Dataset records
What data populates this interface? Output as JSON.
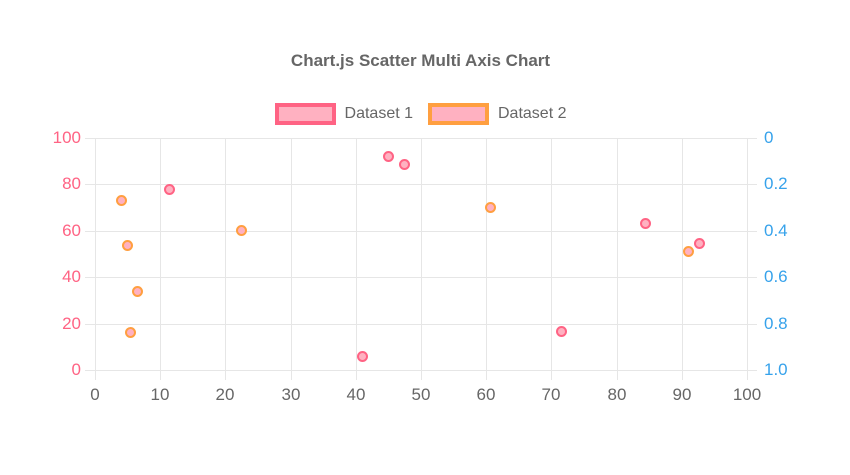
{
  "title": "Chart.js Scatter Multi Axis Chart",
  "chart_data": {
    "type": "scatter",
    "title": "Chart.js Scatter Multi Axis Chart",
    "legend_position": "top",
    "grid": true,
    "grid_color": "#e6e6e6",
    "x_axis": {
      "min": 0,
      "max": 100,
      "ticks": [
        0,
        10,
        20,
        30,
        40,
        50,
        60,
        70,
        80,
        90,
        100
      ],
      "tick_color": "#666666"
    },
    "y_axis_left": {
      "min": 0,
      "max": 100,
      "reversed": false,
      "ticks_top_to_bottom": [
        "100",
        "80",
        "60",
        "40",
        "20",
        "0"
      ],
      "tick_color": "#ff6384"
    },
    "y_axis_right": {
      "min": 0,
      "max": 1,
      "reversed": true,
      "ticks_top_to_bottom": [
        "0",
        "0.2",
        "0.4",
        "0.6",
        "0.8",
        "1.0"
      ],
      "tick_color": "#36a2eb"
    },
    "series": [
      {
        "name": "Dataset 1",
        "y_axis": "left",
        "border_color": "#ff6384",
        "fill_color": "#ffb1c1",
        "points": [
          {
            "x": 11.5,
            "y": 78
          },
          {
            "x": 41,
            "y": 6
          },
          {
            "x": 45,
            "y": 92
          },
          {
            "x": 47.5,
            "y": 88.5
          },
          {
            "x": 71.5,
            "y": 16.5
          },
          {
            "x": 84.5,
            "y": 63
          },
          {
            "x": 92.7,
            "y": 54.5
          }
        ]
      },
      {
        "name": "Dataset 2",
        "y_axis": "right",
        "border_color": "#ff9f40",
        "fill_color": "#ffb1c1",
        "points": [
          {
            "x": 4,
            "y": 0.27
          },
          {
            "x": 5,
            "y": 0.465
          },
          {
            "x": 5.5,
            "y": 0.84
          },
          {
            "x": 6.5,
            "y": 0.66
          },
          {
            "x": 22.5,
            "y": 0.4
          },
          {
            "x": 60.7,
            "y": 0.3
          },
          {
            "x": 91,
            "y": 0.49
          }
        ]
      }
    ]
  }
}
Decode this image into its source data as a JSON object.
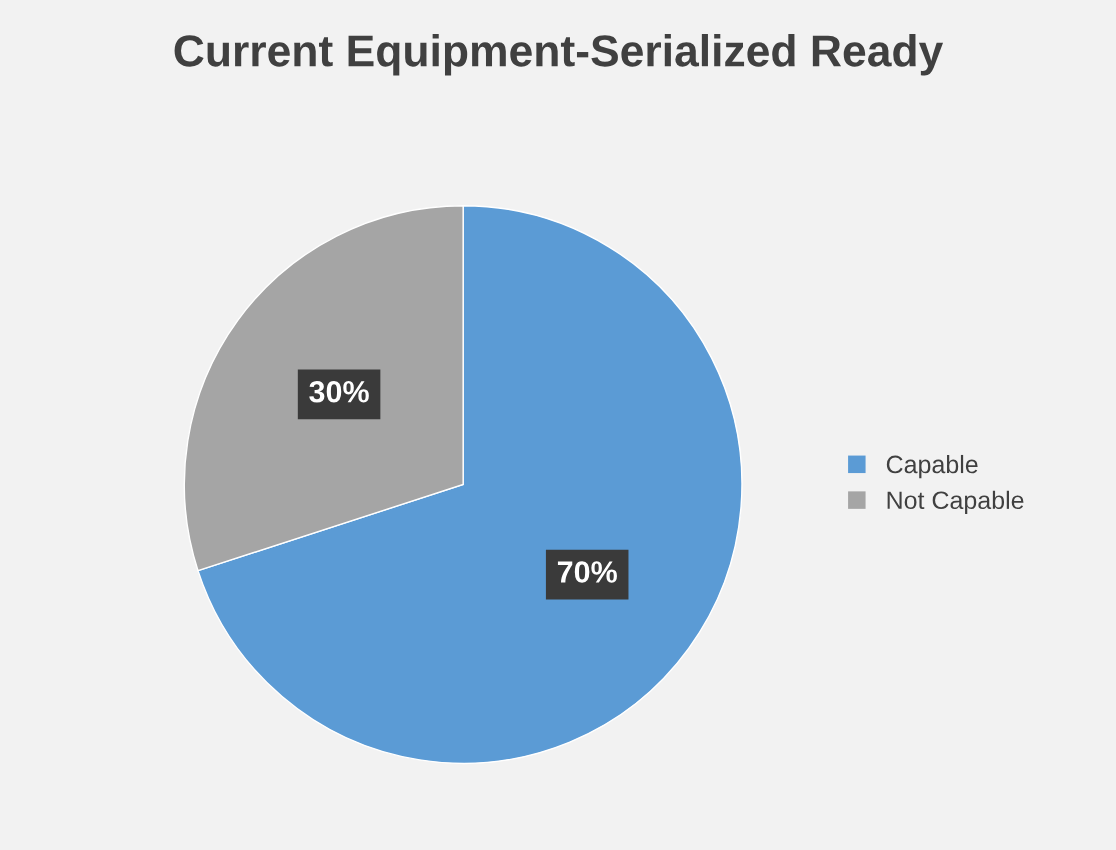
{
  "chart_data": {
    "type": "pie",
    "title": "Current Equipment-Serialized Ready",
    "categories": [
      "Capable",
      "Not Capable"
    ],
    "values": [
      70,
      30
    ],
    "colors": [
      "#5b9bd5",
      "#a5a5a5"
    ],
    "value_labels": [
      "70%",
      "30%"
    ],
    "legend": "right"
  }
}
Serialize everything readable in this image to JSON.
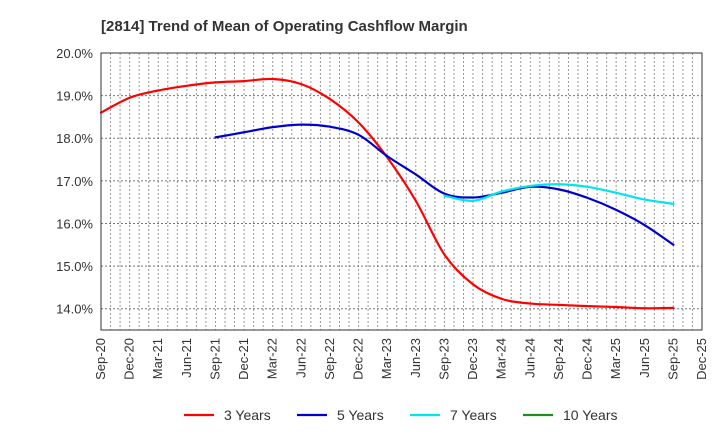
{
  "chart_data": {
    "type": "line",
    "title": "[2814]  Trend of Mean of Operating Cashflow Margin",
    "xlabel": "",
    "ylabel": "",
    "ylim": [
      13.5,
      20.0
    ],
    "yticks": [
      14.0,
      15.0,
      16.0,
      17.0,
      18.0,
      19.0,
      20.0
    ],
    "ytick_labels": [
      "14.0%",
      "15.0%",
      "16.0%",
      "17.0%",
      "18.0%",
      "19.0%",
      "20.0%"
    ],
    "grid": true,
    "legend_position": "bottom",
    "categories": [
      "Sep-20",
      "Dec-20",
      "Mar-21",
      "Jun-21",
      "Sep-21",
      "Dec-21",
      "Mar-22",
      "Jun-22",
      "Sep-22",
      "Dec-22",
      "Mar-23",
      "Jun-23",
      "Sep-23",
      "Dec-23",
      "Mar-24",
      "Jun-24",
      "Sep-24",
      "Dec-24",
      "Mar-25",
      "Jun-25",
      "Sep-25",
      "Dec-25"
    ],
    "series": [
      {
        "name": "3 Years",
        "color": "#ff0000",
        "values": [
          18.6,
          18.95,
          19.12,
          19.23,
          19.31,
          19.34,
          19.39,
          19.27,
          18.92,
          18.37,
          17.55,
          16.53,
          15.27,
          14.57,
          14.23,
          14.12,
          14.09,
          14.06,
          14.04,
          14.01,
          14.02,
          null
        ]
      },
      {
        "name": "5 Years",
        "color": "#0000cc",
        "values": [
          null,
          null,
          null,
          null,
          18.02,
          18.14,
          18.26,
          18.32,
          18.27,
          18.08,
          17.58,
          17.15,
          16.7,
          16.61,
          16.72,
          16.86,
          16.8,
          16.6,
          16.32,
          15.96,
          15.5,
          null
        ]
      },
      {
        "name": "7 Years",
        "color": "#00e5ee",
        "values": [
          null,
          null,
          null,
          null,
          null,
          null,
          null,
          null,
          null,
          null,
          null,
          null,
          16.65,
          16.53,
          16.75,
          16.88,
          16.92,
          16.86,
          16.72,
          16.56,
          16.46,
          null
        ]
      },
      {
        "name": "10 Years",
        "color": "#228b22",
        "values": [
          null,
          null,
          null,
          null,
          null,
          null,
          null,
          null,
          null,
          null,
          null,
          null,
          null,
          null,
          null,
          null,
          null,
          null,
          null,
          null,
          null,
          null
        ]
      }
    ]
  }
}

What is needed
Give back every line exactly as it stands, pictures excluded.

Full solution
What data populates this interface? Output as JSON.
{
  "title": "Chart.js Scatter Multi Axis Chart",
  "chart_data": {
    "type": "scatter",
    "title": "Chart.js Scatter Multi Axis Chart",
    "legend_position": "top",
    "grid": true,
    "grid_color": "#e6e6e6",
    "x_axis": {
      "min": 0,
      "max": 100,
      "ticks": [
        0,
        10,
        20,
        30,
        40,
        50,
        60,
        70,
        80,
        90,
        100
      ],
      "tick_color": "#666666"
    },
    "y_axis_left": {
      "min": 0,
      "max": 100,
      "reversed": false,
      "ticks_top_to_bottom": [
        "100",
        "80",
        "60",
        "40",
        "20",
        "0"
      ],
      "tick_color": "#ff6384"
    },
    "y_axis_right": {
      "min": 0,
      "max": 1,
      "reversed": true,
      "ticks_top_to_bottom": [
        "0",
        "0.2",
        "0.4",
        "0.6",
        "0.8",
        "1.0"
      ],
      "tick_color": "#36a2eb"
    },
    "series": [
      {
        "name": "Dataset 1",
        "y_axis": "left",
        "border_color": "#ff6384",
        "fill_color": "#ffb1c1",
        "points": [
          {
            "x": 11.5,
            "y": 78
          },
          {
            "x": 41,
            "y": 6
          },
          {
            "x": 45,
            "y": 92
          },
          {
            "x": 47.5,
            "y": 88.5
          },
          {
            "x": 71.5,
            "y": 16.5
          },
          {
            "x": 84.5,
            "y": 63
          },
          {
            "x": 92.7,
            "y": 54.5
          }
        ]
      },
      {
        "name": "Dataset 2",
        "y_axis": "right",
        "border_color": "#ff9f40",
        "fill_color": "#ffb1c1",
        "points": [
          {
            "x": 4,
            "y": 0.27
          },
          {
            "x": 5,
            "y": 0.465
          },
          {
            "x": 5.5,
            "y": 0.84
          },
          {
            "x": 6.5,
            "y": 0.66
          },
          {
            "x": 22.5,
            "y": 0.4
          },
          {
            "x": 60.7,
            "y": 0.3
          },
          {
            "x": 91,
            "y": 0.49
          }
        ]
      }
    ]
  }
}
Decode this image into its source data as a JSON object.
{
  "chart_data": {
    "type": "pie",
    "title": "Current Equipment-Serialized Ready",
    "categories": [
      "Capable",
      "Not Capable"
    ],
    "values": [
      70,
      30
    ],
    "colors": [
      "#5b9bd5",
      "#a5a5a5"
    ],
    "value_labels": [
      "70%",
      "30%"
    ],
    "legend": "right"
  }
}
Serialize everything readable in this image to JSON.
{
  "chart_data": {
    "type": "line",
    "title": "[2814]  Trend of Mean of Operating Cashflow Margin",
    "xlabel": "",
    "ylabel": "",
    "ylim": [
      13.5,
      20.0
    ],
    "yticks": [
      14.0,
      15.0,
      16.0,
      17.0,
      18.0,
      19.0,
      20.0
    ],
    "ytick_labels": [
      "14.0%",
      "15.0%",
      "16.0%",
      "17.0%",
      "18.0%",
      "19.0%",
      "20.0%"
    ],
    "grid": true,
    "legend_position": "bottom",
    "categories": [
      "Sep-20",
      "Dec-20",
      "Mar-21",
      "Jun-21",
      "Sep-21",
      "Dec-21",
      "Mar-22",
      "Jun-22",
      "Sep-22",
      "Dec-22",
      "Mar-23",
      "Jun-23",
      "Sep-23",
      "Dec-23",
      "Mar-24",
      "Jun-24",
      "Sep-24",
      "Dec-24",
      "Mar-25",
      "Jun-25",
      "Sep-25",
      "Dec-25"
    ],
    "series": [
      {
        "name": "3 Years",
        "color": "#ff0000",
        "values": [
          18.6,
          18.95,
          19.12,
          19.23,
          19.31,
          19.34,
          19.39,
          19.27,
          18.92,
          18.37,
          17.55,
          16.53,
          15.27,
          14.57,
          14.23,
          14.12,
          14.09,
          14.06,
          14.04,
          14.01,
          14.02,
          null
        ]
      },
      {
        "name": "5 Years",
        "color": "#0000cc",
        "values": [
          null,
          null,
          null,
          null,
          18.02,
          18.14,
          18.26,
          18.32,
          18.27,
          18.08,
          17.58,
          17.15,
          16.7,
          16.61,
          16.72,
          16.86,
          16.8,
          16.6,
          16.32,
          15.96,
          15.5,
          null
        ]
      },
      {
        "name": "7 Years",
        "color": "#00e5ee",
        "values": [
          null,
          null,
          null,
          null,
          null,
          null,
          null,
          null,
          null,
          null,
          null,
          null,
          16.65,
          16.53,
          16.75,
          16.88,
          16.92,
          16.86,
          16.72,
          16.56,
          16.46,
          null
        ]
      },
      {
        "name": "10 Years",
        "color": "#228b22",
        "values": [
          null,
          null,
          null,
          null,
          null,
          null,
          null,
          null,
          null,
          null,
          null,
          null,
          null,
          null,
          null,
          null,
          null,
          null,
          null,
          null,
          null,
          null
        ]
      }
    ]
  }
}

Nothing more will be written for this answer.